**WHAT YOU SHOULD DO**
Every line below that contains "Sided" is to be copied.

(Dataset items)
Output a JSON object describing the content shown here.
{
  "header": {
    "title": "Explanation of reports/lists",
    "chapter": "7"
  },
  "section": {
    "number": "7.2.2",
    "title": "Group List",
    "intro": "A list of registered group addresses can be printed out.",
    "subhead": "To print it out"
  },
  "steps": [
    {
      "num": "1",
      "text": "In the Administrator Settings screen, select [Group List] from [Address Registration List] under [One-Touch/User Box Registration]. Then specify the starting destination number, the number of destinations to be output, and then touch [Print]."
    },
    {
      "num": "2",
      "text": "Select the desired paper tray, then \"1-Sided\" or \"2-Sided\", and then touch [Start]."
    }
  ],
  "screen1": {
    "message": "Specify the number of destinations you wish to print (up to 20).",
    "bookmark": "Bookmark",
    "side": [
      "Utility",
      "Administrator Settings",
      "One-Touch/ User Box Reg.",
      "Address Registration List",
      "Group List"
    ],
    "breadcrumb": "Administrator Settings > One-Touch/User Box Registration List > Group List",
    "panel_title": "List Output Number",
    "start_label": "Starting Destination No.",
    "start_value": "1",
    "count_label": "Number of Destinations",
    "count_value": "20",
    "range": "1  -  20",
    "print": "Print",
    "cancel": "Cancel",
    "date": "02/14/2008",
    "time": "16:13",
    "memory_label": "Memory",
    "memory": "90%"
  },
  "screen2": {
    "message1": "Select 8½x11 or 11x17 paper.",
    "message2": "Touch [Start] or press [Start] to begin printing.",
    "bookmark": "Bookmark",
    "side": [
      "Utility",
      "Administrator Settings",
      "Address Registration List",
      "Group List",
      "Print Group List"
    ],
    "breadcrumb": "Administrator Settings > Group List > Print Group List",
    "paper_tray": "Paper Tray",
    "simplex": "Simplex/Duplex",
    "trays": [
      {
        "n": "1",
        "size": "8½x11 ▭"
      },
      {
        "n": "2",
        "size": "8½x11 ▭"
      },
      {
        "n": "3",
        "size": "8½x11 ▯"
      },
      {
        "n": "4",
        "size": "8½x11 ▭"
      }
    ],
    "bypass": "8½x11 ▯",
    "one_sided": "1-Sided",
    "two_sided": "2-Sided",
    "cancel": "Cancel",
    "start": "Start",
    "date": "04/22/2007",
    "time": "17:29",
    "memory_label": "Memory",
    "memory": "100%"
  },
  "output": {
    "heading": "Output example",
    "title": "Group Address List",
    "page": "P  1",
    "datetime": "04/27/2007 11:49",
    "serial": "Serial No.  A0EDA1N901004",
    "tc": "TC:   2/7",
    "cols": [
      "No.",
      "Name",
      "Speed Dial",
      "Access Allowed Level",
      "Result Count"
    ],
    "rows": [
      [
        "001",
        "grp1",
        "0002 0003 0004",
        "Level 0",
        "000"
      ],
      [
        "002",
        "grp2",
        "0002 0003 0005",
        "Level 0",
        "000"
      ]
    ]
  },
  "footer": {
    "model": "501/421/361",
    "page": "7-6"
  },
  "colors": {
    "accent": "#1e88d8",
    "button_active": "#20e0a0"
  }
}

**EXERCISE RESPONSE**
      "text": "Select the desired paper tray, then \"1-Sided\" or \"2-Sided\", and then touch [Start]."
    "one_sided": "1-Sided",
    "two_sided": "2-Sided",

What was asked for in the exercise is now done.